Provide only the number of lines in the records below that include "государственного".

>>>

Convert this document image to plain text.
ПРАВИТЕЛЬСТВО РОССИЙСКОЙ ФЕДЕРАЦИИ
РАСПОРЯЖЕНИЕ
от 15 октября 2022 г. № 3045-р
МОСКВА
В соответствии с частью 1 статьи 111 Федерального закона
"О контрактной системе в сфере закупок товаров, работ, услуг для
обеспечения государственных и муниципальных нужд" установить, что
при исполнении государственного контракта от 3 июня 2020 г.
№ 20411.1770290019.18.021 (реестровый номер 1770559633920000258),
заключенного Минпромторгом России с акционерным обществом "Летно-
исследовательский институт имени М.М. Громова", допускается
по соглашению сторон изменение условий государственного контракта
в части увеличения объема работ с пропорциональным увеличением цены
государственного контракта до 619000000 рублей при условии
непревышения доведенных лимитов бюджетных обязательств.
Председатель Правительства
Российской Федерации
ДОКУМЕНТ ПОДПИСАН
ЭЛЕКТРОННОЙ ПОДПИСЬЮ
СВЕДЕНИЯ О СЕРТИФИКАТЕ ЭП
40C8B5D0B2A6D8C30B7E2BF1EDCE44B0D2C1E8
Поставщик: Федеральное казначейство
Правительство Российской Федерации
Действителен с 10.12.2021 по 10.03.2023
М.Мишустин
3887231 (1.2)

<<<
>>>

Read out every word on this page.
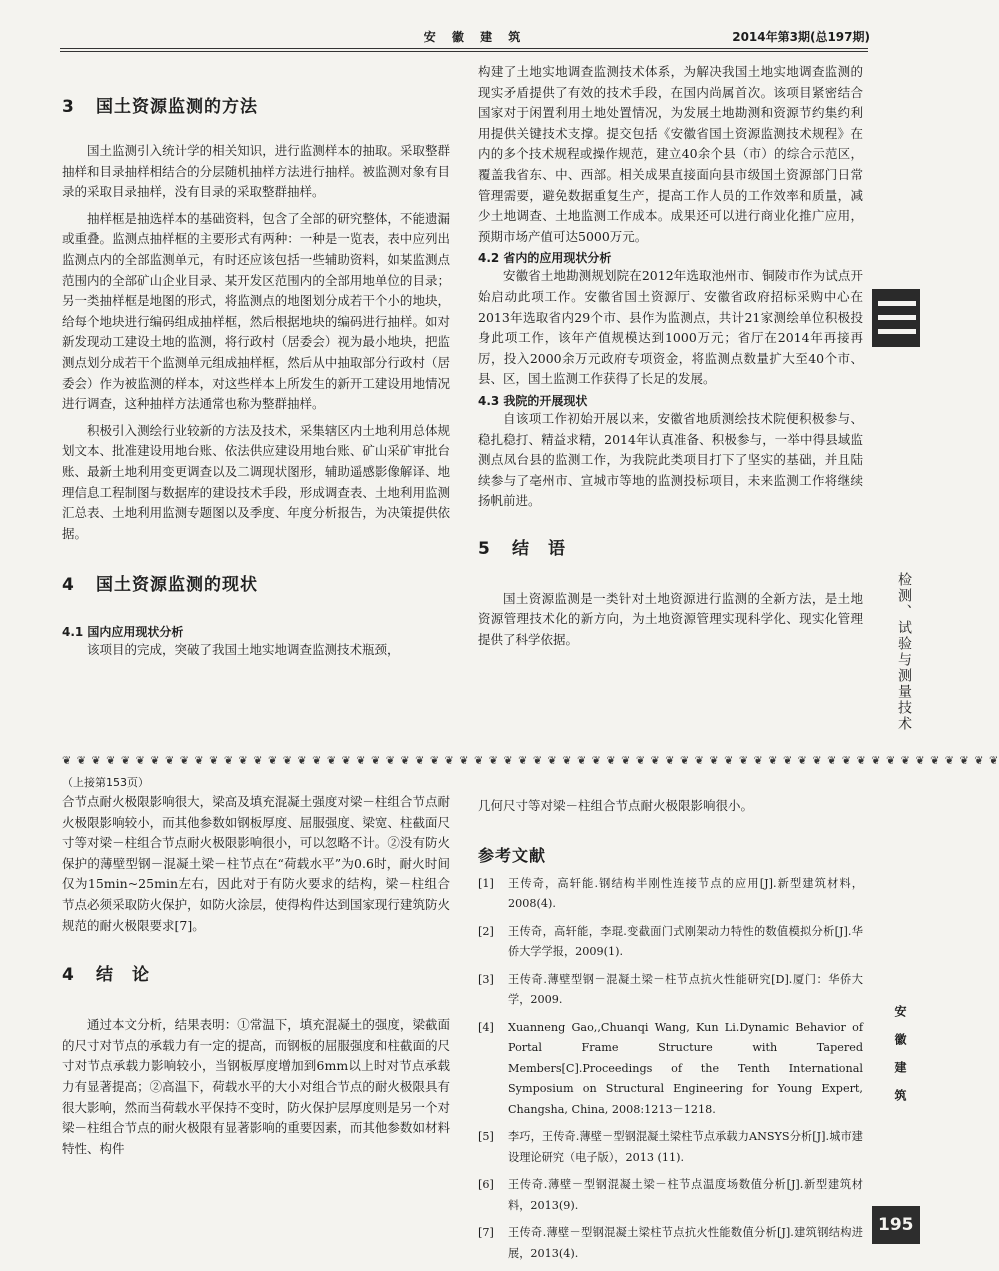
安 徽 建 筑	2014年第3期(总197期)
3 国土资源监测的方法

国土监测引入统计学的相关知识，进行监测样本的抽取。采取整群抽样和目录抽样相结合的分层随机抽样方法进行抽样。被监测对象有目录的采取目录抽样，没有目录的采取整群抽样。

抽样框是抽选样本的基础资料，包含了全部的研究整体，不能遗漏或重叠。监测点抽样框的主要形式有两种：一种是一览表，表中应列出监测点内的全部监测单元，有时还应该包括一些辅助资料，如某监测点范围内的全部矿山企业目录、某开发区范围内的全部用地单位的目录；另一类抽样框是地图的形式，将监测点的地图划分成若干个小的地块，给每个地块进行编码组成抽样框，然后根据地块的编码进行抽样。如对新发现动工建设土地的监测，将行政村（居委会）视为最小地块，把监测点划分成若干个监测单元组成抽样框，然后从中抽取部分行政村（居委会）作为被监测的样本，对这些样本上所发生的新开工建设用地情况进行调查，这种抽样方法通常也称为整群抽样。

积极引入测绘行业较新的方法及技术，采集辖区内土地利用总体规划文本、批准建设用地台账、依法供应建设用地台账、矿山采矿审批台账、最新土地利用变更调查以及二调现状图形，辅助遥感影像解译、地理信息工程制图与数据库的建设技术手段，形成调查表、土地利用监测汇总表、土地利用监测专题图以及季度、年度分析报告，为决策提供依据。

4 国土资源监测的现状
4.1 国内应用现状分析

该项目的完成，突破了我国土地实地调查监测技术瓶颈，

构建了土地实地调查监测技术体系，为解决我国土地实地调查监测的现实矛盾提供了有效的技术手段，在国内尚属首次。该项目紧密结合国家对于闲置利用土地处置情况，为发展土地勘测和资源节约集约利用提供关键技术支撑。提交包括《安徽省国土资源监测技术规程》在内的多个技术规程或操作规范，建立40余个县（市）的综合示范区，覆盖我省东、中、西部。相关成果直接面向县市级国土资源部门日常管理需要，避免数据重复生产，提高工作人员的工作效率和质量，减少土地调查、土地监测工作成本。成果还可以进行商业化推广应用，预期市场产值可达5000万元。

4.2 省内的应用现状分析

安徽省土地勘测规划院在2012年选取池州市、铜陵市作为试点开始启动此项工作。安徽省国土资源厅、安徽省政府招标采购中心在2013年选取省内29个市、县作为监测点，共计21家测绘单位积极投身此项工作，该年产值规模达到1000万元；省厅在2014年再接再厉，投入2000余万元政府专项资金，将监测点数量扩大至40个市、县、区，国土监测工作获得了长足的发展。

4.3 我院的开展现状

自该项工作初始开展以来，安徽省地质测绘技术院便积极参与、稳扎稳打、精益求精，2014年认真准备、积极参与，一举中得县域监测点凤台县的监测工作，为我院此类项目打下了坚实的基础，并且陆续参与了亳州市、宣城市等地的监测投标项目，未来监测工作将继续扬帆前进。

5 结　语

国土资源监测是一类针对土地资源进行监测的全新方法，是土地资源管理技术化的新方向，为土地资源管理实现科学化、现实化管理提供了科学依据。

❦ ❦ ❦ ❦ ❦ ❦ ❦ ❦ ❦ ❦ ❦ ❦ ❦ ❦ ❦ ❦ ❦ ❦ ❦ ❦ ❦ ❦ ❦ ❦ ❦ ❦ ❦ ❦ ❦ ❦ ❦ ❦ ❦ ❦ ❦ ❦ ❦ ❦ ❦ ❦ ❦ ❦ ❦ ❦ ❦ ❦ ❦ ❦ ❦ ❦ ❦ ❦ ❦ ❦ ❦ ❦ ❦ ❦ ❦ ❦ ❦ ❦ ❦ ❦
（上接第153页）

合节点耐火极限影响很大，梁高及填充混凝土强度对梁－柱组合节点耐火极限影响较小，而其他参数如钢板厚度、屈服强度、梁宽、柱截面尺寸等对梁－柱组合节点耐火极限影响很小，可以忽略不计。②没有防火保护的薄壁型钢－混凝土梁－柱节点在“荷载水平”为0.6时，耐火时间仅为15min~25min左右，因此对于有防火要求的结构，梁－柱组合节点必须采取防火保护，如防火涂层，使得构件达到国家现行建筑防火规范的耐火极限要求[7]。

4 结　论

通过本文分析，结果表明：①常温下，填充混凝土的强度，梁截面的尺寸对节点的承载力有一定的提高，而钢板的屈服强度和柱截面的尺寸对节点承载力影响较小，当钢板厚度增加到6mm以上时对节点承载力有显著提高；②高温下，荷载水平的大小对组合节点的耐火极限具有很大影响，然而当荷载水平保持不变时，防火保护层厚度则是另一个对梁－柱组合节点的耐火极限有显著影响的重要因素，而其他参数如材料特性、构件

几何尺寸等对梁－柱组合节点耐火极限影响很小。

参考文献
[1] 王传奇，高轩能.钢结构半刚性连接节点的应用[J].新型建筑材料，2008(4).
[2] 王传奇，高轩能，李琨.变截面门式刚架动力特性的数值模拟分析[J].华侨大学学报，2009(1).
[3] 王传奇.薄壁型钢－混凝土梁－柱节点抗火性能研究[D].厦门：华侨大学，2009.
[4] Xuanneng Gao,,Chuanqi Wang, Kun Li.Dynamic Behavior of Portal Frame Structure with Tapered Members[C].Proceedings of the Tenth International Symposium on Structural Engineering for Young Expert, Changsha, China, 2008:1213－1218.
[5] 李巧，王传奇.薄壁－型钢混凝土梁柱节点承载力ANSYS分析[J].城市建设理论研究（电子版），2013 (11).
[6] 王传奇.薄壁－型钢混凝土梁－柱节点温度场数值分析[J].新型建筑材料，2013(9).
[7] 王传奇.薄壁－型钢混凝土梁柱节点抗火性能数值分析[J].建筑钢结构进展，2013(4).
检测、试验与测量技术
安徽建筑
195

<<<

**FULL ANSWER**. 3